## PASSAGE PROVIDED
_____

It is time to reset our purpose and redirect our efforts to measuring how we equip individuals, communities, and societies to thrive.
Change-Centric Journalism adds a layer of intentionality to our work that is deeply aware – and committed to – the context in which it plays out. It is rooted in the pursuit of impact that improves the lives of people through care-based reporting and purposeful engagement with them. At its core, it aims to revitalise the kind of public life that sustains democracies.
Who is it for?
Anyone looking to broaden their view about how journalism could restore relevance and trust, Change-Centric Journalism offers a plausible answer. The Framework of Change-Centric Journalism can be particularly useful to:
- Editors and media leaders, especially in small to mid-sized digital outlets, who are seeking clarity of mission, better use of limited resources, and tools to inspire teams facing burnout or stagnation.
- Subscription, membership, or public-service models, where the case for continued support must go beyond reach and towards demonstrable social value.
- Donors, funders, and media development practitioners looking to assess, support, or invest in journalism with a clear changemaking orientation.
What does it take?
Change-Centric Journalism may require that newsrooms adopt new skills, new workflows and new roles. It needs leadership buy-in and resources – time, money, methods. Most importantly, these efforts will only be successful if they sit atop a strong foundation of principles and practices, which are described in here.
But is it advocacy?
Change-Centric Journalism does not propose that journalists dictate outcomes. To paraphrase Propublica’s seminal white paper on journalism’s impact, advocacy begins with certainties, “with the facts already assumed to be established”, while journalism always begins with questions.
Change-Centric Journalism insists that our practice must become deeply aware of the context in which it operates, and effectively incorporate the needs of the communities it serves.

_____

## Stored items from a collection

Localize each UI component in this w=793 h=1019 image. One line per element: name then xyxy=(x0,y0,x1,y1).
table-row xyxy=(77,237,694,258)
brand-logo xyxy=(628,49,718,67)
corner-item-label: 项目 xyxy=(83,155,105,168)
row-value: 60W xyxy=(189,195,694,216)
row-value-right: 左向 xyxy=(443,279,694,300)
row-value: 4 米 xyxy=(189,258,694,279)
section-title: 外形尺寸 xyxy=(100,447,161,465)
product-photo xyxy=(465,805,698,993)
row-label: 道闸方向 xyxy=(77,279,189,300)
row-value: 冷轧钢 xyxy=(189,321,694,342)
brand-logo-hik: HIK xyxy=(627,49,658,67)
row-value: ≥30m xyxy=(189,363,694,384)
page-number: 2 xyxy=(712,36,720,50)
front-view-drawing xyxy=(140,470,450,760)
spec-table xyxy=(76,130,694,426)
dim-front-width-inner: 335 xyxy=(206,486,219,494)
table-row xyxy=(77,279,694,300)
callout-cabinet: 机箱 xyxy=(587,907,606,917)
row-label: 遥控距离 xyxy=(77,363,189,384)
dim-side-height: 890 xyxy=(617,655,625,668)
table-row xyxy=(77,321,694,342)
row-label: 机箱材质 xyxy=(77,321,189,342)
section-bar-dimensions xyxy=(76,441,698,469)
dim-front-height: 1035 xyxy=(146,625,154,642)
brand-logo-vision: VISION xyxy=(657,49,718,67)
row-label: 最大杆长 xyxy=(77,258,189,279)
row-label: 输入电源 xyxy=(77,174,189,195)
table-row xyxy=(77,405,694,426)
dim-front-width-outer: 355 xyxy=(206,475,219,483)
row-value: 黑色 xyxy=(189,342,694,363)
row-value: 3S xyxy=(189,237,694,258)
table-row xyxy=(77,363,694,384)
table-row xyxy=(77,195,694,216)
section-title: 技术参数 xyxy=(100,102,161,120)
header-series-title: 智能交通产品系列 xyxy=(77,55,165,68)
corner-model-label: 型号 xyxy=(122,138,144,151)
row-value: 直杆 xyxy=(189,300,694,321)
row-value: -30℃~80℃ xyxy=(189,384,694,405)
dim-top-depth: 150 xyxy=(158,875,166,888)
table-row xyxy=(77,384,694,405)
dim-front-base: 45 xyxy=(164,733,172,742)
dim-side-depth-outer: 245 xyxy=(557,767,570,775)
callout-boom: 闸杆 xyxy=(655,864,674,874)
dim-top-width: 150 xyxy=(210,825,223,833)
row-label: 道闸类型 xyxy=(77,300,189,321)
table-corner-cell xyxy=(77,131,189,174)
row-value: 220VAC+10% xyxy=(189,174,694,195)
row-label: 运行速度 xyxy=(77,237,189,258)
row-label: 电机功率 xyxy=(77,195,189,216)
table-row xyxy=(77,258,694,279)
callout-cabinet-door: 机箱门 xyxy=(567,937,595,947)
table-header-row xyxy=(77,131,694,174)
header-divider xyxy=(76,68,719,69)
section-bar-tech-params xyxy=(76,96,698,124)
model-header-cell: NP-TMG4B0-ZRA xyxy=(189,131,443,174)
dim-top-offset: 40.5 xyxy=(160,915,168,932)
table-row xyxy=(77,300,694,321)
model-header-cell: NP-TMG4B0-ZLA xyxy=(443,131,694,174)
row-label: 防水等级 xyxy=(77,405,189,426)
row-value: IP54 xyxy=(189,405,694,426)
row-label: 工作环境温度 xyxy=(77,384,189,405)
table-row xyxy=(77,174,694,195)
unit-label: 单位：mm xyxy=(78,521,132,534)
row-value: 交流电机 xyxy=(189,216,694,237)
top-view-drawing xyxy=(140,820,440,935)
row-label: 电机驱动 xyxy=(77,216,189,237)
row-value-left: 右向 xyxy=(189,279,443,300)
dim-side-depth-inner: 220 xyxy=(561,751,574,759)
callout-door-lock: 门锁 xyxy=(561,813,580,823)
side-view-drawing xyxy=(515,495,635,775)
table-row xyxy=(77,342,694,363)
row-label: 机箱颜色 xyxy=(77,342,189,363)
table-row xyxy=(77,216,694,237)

_____

## INSTRUCTION 1
From the passage on Change-Centric Journalism, copy everything from "- Subscription, membership, or" down to "does it take?".
## INSTRUCTION 2
Continue the passage on Change-Centric Journalism from the point where it ends.

## FINAL ANSWER 1
- Subscription, membership, or public-service models, where the case for continued support must go beyond reach and towards demonstrable social value.
- Donors, funders, and media development practitioners looking to assess, support, or invest in journalism with a clear changemaking orientation.
What does it take?

## FINAL ANSWER 2
The word change can evoke ideas of activism, but in this project it serves as a more grounded organising concept than impact, which has become overused – across metrics, fundraising, strategy and marketing – to the point of confusion.
Change reframes the work as relational, dynamic, and ongoing. It shifts our attention from proving that journalism has value to exploring how it generates value – and for whom.
In a rapidly evolving information landscape, viewing journalism through a change-centric lens allows for more productive discussions about how to evolve our practice for relevance in the 21st century.
Who is behind this?
Change-Centric Journalism the result of practical experience and research. During her six months as Reuters Institute Journalist Fellow at Oxford University, Jazmín Acuña built a framework for Change-Centric Journalism based on a decade’s work of El Surtidor from Paraguay.
With her co-founders, Alejandro Valdez Sanabria and Juan Heilborn, and a superb team of reporters, designers and illustrators, El Surti broke through barriers with award-winning visual journalism – a mix of reporting with images that drive attention, such as memes. Their work has been praised locally and internationally as a prime example of how newsrooms can make information more accessible and shareable to new audiences.
El Surti has been showcased in panels, podcasts and articles for their innovative approaches to audience engagement. From 2020 to 2022, it launched and led Latinográficas, a regional effort to train reporters, designers and illustrators from Latin America in visual journalism. The program hosted 22 fellows from cities such as Buenos Aires, Cali, Ciudad de México, La Habana, Cochabamba and more; it delivered talks with leading industry experts such as AX Mina, Joe Sacco, Maria Teresa Ronderos, Eliezer Budasoff, Natalia Viana, Alicia DeSantis and Eleri Harris; and it convened more than 500 participants during the open seminars.
Change-Centric Journalism also draws insights in the industry about the impact of journalism, media research, engagement and solutions journalism.
The project has a strong perspective from the Global South, where outlets have had to navigate the changemaking space because, in many cases, there is no alternative.
In contexts where citizens cannot rely on the state for protection or welfare, access to credible, local information becomes a matter of survival. In these settings, the value of journalism can only be understood in relation to the urgent needs of audiences.
How can I get in touch?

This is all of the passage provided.